**Things to do:**
(a) Update part of the passage on chiral drugs, starting at "Celgene's leading pharmaceutical" and ending at "now commercially available.", so that "risk-to-benefit ratio" reads "balance of risks and benefits".
(b) According to the passage on chiral drugs, what did a 50 mg thalidomide capsule sell for in the U.S. in 2004?

**Supplied passage:**
====================

The horizontal axis is time to emerge from the column (minutes, increasing to the right), the vertical axis is amount of material (measured by light absorption). The two large peaks are the enantiomers; the smaller peaks are impurities.

What would happen with an achiral column?
What would happen with an achiral column and a resolved chiral solvent?

Lewis A popular account of the role of chirality in drug development. Here's a relevant passage:

Food and Drug Administration (FDA) policy published in 1992 (Chirality, 4:338-340) strongly urges companies to evaluate racemates and enantiomers for new drugs. Even though in many cases a single-enantiomer drug is safer than a racemate, an effective racemate can still be marketed. "If a firm has data supporting the safety and efficacy of a racemate, we'd have to approve it," notes Thomas McGinnis, associate director of pharmaceutical affairs at FDA.

The FDA is interested in chirality for purposes of finding the safest, most effective pharmaceuticals. Lawyers are interested for purposes of extending or sidestepping patents by invoking a different form of matter (say replacing a racemate with a single enantiomer, such a change in technology and patents is called a chiral switch).

An analogous case which has both chemical/biological and patent implications involves different crystal forms of the same chemical substance. Someone like myself, who thinks that non-bonded interactions can be as significant as bonded ones, is very sensitive to the significance of differences in crystal form.

Celgene received FDA approval to market racemic thalidomide. (Note the warnings.) It is proving a goldmine for the company because of off-label cancer therapy applications.  In 2004 a 50 mg capsule sold for $39 in the U.S., while a 100 mg capsule sold for $0.07 in Brasil.


Although Celgene's thalidomide is racemic, their "Focalin", licensed to Novartis, is a "refined form" of racemic ritalin. This is a chiral switch from ritalin, which is currently patented and marketed by others as a racemate and prescribed, many would save overprescribed, for attention deficit hyperactivity disorder (ADHD). Here is text from an earlier version of the Celgene web page:

Celgene's leading pharmaceutical in the Chiral area is d-methylphenidate hydrochloride, a chirally pure version of Ritalin®. Phase III clinical trials are currently being conducted to determine whether the risk-to-benefit ratio of d-MPH is superior to the non-chirally pure drug that is now commercially available.

Several years ago (1998) the corresponding page said

The Company has completed its Phase I/II clinical trial of the chirally pure formulation of d-methylphenidate (d-MPH). This study demonstrated that d-MPH, at one-half the usual doses of dl-MPH, is statistically superior to placebo in improving academic productivity and controlling the behavioral symptoms of children with ADHD. The Study also indicated that d-MPH, at one-half the usual dose of dl-MPH, may have a longer duration of efficacy than dl-MPH. Pivotal studies of d-MPH are planned to initiate in the second half of 1998.

====================

**Dataset:**
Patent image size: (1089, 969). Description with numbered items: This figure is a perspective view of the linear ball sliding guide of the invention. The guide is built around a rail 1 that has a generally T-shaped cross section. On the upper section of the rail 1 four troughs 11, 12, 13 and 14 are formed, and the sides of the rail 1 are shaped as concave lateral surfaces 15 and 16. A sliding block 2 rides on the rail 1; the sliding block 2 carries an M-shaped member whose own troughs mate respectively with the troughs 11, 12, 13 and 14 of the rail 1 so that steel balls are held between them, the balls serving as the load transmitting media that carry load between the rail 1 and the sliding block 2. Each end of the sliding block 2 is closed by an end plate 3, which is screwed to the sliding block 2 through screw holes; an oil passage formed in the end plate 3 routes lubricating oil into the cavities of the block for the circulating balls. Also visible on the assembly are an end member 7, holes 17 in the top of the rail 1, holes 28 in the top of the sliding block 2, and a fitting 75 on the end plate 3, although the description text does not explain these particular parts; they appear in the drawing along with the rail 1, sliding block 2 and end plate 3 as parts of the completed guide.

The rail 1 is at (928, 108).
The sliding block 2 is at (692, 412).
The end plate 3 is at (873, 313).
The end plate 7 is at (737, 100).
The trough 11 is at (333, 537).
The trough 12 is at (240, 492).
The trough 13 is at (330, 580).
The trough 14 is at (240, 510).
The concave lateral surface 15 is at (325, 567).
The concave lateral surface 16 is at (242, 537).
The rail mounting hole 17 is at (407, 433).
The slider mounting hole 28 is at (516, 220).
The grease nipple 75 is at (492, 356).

====================

**Answers by item number:**
(a)
Celgene's leading pharmaceutical in the Chiral area is d-methylphenidate hydrochloride, a chirally pure version of Ritalin®. Phase III clinical trials are currently being conducted to determine whether the balance of risks and benefits of d-MPH is superior to the non-chirally pure drug that is now commercially available.

(b) $39